Data excerpts
"""

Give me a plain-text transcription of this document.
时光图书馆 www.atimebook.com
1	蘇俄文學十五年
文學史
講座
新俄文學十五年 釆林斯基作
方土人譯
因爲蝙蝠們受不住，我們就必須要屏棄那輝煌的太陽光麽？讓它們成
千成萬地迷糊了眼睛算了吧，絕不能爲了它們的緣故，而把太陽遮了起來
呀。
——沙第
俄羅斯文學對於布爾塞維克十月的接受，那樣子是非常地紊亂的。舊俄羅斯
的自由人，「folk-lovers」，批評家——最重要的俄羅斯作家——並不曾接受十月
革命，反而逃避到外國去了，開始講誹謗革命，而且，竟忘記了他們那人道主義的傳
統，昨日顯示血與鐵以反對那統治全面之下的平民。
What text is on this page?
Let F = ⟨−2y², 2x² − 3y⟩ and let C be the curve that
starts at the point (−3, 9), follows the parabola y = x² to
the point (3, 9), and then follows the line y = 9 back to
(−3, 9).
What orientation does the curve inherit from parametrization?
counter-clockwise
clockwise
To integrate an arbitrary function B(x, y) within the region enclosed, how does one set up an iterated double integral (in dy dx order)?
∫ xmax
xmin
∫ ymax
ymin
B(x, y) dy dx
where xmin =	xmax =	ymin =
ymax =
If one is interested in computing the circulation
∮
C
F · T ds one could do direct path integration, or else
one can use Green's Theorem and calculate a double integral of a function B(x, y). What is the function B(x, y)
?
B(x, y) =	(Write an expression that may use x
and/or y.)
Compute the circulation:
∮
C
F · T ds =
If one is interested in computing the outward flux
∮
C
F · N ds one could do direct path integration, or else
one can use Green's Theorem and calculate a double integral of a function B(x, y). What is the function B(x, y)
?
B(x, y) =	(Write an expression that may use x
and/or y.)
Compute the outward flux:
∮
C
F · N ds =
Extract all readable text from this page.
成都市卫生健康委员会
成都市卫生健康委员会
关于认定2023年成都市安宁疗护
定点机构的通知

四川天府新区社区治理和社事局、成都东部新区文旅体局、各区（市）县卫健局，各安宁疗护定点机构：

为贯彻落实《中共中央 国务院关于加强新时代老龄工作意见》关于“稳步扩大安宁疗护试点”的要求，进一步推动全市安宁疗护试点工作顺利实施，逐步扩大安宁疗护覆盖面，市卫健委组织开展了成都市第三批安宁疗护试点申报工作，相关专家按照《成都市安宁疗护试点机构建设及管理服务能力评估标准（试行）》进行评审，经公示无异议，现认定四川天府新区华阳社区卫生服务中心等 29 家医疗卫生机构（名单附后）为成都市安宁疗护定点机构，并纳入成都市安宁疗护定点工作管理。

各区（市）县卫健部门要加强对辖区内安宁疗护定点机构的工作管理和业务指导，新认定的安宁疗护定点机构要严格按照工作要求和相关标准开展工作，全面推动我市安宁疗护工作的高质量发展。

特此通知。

"""

EXERCISE DESCRIPTION: Show each line of the listing that holds the string "from".

SOLUTION BELOW:
What orientation does the curve inherit from parametrization?
Extract all readable text from this page.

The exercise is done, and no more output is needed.